EXERCISE TASK
Scan the following material for the string "speed" and copy each line in which it appears.

[start of PROVIDED ENTRIES]

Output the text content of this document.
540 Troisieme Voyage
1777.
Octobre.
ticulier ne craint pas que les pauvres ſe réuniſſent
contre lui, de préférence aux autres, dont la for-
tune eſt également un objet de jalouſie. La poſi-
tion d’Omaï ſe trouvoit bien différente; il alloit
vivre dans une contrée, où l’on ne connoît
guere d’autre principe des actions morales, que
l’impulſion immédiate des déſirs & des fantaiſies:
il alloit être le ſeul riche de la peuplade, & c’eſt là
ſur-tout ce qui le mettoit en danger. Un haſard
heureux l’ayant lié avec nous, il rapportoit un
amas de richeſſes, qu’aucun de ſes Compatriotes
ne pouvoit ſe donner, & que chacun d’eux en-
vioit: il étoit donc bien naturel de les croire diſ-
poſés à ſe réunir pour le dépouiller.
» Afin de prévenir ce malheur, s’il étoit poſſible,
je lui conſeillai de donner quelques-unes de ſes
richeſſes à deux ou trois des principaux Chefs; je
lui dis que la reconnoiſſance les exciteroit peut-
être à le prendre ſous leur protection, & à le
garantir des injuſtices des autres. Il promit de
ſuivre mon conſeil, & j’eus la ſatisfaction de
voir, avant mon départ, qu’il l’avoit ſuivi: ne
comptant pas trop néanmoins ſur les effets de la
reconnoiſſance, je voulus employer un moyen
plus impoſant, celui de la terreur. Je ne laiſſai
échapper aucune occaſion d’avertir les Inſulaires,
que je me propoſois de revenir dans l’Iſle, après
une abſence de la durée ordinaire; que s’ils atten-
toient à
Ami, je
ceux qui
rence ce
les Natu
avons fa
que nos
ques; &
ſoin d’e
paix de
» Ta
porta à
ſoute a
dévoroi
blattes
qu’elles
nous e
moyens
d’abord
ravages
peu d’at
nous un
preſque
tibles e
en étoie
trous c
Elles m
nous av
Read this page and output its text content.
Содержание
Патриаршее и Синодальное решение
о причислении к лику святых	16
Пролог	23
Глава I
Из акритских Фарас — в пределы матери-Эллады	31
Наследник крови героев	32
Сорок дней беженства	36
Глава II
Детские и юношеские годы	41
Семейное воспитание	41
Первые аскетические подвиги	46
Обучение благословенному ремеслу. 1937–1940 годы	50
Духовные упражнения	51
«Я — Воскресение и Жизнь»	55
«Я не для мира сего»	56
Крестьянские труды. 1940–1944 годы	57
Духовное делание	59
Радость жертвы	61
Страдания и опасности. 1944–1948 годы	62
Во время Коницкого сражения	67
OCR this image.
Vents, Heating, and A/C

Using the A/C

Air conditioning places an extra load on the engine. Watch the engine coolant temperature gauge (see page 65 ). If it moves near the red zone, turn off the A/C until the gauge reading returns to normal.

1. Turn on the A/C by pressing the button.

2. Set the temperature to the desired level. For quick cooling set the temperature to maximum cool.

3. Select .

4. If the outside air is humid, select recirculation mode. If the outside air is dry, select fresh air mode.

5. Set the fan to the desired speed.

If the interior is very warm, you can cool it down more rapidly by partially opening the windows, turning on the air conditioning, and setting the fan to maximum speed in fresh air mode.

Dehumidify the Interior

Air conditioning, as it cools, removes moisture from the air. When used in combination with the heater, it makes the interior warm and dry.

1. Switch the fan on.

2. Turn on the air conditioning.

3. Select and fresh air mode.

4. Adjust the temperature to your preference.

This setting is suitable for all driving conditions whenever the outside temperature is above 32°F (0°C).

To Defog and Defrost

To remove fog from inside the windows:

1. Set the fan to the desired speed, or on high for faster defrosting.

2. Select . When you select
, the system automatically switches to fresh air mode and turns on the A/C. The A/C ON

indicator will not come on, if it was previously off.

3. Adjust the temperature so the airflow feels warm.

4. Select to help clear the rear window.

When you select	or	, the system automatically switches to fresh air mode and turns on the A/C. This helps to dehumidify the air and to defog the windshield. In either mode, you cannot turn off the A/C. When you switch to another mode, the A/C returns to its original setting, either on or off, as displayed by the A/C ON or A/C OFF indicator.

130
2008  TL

[end of PROVIDED ENTRIES]

TASK SOLUTION
5. Set the fan to the desired speed.
If the interior is very warm, you can cool it down more rapidly by partially opening the windows, turning on the air conditioning, and setting the fan to maximum speed in fresh air mode.
1. Set the fan to the desired speed, or on high for faster defrosting.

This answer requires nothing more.